» **Objective**: Counting only lines that hold "content", give the total and nothing more.

Source records:
start
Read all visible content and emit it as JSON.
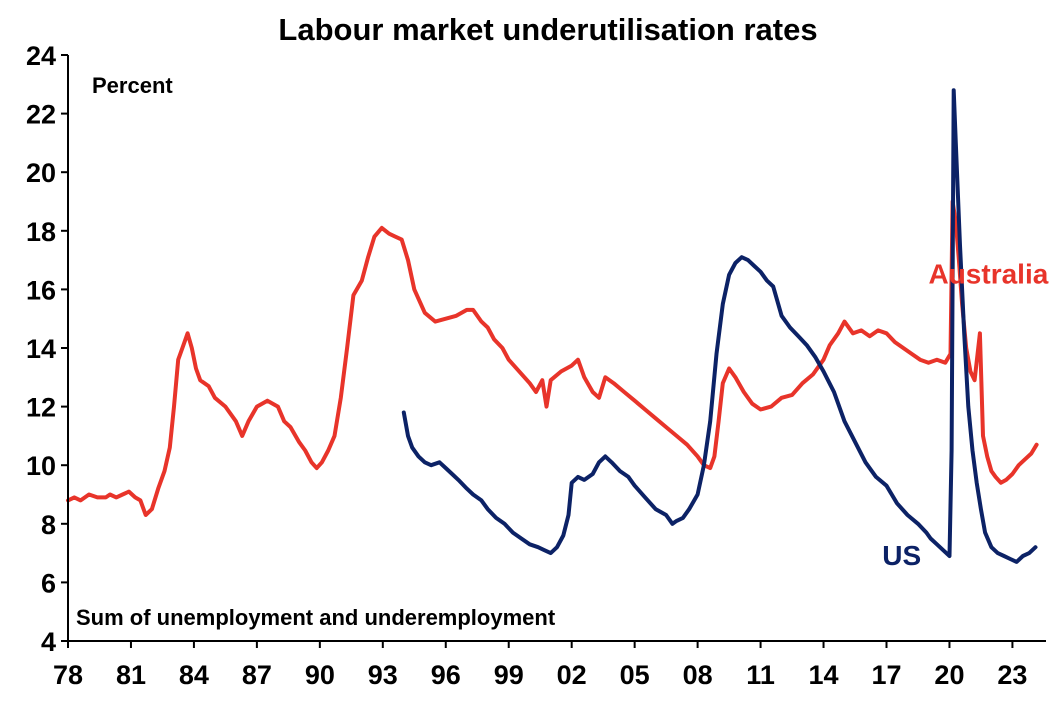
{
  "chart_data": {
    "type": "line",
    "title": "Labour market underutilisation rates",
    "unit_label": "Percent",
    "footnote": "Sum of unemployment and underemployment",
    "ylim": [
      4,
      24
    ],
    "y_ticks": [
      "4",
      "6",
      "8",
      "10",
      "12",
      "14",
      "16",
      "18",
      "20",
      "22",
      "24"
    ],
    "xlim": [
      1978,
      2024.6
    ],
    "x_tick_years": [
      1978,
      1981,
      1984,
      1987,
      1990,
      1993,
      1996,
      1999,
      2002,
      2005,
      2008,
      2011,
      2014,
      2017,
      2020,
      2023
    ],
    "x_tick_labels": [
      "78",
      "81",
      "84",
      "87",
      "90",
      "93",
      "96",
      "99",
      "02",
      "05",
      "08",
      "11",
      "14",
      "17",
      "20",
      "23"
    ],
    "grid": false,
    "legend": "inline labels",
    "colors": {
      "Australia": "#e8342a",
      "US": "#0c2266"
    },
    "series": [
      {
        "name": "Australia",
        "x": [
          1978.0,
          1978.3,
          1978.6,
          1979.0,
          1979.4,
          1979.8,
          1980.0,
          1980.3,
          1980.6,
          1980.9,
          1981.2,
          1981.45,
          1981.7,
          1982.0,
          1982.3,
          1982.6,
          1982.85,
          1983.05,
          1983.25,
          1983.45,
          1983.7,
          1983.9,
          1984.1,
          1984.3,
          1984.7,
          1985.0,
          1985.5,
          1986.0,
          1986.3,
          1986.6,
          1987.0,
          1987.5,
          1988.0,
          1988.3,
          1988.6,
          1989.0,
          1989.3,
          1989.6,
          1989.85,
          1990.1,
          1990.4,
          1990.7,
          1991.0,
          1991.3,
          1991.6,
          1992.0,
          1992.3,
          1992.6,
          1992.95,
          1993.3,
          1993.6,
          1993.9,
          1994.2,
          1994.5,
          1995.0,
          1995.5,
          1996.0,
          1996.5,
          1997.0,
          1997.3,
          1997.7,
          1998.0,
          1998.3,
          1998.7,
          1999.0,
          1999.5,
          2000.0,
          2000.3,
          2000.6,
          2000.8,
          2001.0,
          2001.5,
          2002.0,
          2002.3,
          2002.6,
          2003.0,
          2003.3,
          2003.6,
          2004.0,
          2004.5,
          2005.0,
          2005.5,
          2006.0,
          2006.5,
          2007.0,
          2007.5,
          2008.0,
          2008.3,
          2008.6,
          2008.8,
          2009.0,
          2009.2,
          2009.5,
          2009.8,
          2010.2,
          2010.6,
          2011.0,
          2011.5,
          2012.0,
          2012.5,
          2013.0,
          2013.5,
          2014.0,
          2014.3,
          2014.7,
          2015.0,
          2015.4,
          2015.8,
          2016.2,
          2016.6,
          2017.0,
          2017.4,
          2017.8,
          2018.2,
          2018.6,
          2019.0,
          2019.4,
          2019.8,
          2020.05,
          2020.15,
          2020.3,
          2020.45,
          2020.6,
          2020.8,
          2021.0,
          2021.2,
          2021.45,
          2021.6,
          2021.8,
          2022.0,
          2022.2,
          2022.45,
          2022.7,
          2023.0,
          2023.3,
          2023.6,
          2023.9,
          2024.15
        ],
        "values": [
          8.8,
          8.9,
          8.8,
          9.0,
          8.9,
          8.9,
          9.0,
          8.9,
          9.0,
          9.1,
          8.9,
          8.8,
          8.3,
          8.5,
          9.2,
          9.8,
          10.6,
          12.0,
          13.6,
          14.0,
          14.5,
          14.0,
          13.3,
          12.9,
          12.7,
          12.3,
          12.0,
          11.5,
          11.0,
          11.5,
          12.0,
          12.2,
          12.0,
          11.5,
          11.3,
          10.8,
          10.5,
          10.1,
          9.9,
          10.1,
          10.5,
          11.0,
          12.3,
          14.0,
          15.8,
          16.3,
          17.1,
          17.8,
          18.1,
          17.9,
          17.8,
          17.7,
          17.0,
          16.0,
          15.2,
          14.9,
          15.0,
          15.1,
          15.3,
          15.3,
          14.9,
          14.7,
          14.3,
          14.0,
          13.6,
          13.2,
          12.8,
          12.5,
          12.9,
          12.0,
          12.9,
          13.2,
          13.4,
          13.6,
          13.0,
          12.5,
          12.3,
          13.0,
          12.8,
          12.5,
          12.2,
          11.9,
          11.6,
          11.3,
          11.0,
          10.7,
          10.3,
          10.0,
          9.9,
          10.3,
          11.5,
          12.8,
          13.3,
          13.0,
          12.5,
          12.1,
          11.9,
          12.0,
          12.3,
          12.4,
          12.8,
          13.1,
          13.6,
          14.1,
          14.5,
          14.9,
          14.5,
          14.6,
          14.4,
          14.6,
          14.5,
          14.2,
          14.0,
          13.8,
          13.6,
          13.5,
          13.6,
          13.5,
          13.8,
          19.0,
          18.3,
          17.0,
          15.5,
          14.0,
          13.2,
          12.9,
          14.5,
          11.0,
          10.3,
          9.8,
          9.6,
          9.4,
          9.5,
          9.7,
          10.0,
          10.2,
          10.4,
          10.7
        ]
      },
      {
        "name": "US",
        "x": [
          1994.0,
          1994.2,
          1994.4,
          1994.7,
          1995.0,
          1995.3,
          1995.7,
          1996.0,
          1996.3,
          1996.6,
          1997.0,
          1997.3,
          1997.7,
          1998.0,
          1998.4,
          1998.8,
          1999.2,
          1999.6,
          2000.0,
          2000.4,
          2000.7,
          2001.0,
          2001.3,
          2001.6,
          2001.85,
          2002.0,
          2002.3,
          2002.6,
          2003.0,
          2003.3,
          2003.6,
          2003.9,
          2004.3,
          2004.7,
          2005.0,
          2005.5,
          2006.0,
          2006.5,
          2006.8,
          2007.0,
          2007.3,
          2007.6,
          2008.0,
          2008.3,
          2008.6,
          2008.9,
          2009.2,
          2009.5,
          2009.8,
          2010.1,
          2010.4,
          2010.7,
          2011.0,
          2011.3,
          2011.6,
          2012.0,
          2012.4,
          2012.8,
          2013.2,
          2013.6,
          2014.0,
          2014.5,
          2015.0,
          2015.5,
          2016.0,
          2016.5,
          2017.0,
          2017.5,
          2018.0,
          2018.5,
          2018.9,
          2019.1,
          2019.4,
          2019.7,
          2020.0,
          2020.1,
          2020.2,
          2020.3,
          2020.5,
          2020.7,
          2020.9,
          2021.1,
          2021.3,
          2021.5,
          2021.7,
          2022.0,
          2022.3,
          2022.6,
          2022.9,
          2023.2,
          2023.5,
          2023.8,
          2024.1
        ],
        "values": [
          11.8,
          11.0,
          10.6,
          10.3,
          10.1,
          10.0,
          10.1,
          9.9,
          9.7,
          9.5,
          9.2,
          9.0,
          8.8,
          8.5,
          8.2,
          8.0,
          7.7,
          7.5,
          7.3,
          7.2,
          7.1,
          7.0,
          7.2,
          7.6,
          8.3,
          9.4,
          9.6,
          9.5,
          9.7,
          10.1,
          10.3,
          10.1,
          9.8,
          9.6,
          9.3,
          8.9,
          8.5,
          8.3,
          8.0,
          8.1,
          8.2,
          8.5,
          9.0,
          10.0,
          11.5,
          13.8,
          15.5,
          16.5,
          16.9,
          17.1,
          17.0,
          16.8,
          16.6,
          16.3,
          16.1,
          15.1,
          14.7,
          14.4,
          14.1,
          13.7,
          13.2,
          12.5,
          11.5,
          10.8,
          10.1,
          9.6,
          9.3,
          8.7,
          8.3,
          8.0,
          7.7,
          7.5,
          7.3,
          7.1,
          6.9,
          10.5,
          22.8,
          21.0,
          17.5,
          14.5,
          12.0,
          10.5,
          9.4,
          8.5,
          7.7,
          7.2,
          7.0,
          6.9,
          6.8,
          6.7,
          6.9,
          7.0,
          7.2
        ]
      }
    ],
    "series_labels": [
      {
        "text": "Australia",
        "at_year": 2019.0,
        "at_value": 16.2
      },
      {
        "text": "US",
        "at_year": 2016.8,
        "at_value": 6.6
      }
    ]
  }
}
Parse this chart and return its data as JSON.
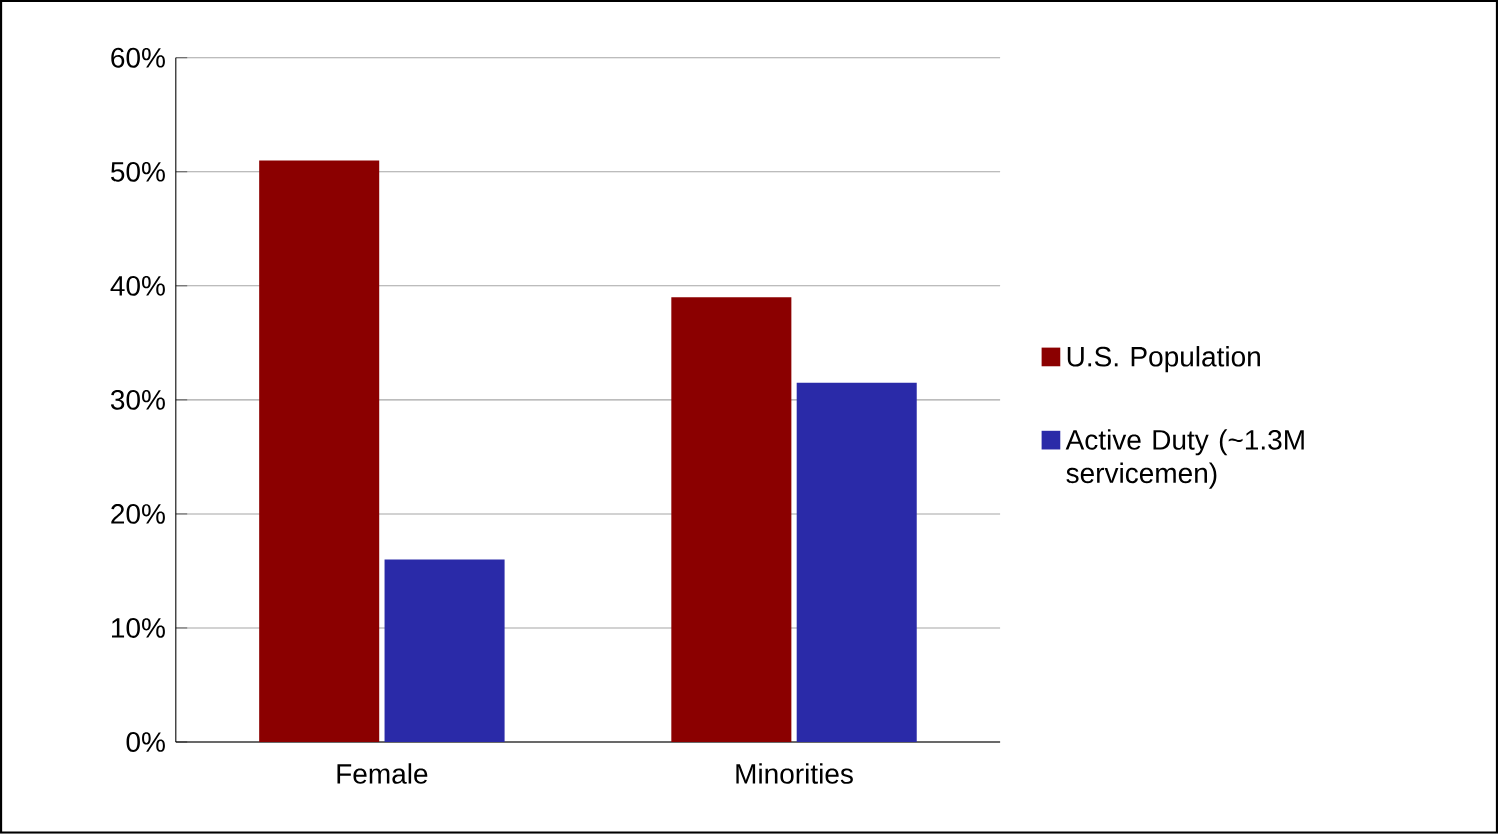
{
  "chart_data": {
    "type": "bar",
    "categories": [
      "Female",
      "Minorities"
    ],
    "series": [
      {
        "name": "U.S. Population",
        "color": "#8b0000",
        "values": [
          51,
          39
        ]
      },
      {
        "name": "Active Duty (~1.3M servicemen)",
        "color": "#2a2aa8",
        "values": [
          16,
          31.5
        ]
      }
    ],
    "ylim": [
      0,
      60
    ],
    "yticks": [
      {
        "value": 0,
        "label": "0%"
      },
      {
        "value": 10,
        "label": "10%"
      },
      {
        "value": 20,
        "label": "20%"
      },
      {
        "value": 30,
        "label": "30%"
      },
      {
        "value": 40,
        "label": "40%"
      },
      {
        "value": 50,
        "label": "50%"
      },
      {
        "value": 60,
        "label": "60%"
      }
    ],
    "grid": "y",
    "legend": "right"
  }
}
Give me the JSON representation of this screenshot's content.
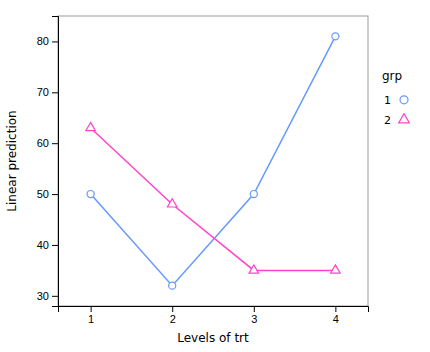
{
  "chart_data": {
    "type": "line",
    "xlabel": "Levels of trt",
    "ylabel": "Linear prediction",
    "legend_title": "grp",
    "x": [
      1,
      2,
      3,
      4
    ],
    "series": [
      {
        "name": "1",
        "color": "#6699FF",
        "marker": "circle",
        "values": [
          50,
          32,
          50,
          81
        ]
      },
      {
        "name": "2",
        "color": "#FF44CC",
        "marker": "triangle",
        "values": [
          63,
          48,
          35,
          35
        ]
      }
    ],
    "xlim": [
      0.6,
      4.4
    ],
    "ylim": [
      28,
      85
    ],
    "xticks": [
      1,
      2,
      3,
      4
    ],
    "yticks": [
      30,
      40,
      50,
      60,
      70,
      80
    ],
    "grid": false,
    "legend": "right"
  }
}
end
» **Completed task**: 2